- Data provided
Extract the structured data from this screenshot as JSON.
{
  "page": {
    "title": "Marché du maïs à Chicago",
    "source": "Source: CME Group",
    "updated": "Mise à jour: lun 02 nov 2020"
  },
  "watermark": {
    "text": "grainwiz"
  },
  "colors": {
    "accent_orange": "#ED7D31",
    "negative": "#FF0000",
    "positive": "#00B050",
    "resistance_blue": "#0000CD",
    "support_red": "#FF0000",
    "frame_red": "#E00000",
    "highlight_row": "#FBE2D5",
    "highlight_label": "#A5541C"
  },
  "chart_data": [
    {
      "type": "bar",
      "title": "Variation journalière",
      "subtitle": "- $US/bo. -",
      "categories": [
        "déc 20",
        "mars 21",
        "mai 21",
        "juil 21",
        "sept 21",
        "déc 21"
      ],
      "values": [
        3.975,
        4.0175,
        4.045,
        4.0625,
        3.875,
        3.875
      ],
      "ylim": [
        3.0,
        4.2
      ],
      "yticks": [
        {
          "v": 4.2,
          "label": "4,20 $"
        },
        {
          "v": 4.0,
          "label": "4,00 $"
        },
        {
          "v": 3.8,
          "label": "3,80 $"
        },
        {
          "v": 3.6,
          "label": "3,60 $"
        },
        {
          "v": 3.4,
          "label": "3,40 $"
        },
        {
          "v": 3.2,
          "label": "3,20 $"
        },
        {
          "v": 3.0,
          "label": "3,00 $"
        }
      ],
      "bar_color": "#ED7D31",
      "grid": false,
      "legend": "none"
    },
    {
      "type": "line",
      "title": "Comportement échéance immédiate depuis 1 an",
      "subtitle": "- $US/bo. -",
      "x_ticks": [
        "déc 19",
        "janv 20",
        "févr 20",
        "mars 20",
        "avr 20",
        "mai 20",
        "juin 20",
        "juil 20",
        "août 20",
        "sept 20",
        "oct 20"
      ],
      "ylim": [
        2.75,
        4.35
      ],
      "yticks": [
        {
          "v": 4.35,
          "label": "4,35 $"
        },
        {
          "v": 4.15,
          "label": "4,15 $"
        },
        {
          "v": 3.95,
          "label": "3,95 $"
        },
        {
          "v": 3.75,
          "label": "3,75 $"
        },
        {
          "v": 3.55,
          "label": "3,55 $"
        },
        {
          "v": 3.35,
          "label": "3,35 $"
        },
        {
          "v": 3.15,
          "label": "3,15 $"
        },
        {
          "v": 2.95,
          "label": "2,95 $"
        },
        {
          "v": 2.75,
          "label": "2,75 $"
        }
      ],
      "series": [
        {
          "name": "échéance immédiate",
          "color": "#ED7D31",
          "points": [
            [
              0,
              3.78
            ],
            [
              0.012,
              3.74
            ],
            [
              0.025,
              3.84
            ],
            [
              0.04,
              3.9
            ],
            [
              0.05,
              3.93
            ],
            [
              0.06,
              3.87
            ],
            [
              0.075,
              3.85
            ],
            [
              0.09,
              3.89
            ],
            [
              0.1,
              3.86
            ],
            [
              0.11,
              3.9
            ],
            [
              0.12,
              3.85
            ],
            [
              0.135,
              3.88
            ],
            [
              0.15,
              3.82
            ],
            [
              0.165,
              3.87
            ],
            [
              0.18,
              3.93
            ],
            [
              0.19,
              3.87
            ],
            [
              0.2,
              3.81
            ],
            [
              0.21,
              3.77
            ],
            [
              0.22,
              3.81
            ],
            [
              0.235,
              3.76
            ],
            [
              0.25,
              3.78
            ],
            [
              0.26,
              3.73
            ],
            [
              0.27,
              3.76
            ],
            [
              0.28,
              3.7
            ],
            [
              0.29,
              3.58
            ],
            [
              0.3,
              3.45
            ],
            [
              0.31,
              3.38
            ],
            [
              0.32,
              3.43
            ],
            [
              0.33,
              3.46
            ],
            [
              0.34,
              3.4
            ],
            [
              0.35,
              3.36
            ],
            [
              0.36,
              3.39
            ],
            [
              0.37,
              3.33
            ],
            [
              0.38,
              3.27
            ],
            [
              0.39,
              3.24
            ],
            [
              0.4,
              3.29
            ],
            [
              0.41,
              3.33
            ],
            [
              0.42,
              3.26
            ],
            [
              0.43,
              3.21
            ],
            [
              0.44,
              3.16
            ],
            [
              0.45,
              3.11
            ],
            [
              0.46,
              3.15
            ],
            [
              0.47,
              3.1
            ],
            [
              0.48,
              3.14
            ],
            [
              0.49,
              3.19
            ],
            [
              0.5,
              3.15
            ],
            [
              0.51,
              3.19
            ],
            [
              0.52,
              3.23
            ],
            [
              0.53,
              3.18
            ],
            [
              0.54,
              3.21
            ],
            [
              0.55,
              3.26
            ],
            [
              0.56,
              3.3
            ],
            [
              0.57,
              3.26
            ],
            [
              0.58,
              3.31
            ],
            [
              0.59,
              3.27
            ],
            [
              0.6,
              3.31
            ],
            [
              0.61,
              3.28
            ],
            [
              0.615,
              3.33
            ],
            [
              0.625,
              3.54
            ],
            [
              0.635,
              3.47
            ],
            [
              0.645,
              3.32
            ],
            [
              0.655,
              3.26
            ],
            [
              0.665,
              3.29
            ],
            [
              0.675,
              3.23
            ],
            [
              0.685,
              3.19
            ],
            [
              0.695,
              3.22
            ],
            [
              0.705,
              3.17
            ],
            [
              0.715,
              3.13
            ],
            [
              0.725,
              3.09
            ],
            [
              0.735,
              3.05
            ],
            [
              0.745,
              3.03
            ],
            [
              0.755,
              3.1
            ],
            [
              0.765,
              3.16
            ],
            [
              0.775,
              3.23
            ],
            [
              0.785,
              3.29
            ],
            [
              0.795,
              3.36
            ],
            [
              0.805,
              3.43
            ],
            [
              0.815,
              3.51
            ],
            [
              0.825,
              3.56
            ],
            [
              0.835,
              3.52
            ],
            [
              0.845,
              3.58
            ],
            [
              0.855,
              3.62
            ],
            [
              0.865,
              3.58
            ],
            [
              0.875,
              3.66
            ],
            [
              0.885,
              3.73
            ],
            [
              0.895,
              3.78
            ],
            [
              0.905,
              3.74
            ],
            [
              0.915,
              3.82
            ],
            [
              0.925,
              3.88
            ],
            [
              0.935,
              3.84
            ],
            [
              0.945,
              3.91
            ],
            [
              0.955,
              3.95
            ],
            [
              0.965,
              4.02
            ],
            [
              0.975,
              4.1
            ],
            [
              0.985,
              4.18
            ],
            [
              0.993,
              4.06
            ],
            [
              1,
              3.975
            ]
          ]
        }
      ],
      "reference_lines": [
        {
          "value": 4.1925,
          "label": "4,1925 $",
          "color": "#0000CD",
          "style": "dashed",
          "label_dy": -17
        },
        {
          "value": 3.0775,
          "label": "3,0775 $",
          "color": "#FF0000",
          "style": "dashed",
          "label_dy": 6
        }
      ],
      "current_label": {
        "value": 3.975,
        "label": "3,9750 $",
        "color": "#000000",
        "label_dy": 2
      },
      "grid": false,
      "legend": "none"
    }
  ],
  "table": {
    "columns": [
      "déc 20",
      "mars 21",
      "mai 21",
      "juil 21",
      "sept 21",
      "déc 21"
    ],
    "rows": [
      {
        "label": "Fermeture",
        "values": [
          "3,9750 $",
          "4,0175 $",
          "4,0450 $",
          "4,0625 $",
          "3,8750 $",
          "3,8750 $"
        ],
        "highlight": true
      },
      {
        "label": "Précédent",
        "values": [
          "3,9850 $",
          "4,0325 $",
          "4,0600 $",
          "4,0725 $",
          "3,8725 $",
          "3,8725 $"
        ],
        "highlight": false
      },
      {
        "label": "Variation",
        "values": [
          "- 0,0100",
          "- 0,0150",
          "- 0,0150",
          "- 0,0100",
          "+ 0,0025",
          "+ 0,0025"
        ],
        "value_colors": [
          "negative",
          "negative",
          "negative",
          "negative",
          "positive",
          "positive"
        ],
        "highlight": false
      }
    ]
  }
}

- Work to be completed
Copy out every line holding the string "positive".

- Final result
    "positive": "#00B050",
          "positive",
          "positive"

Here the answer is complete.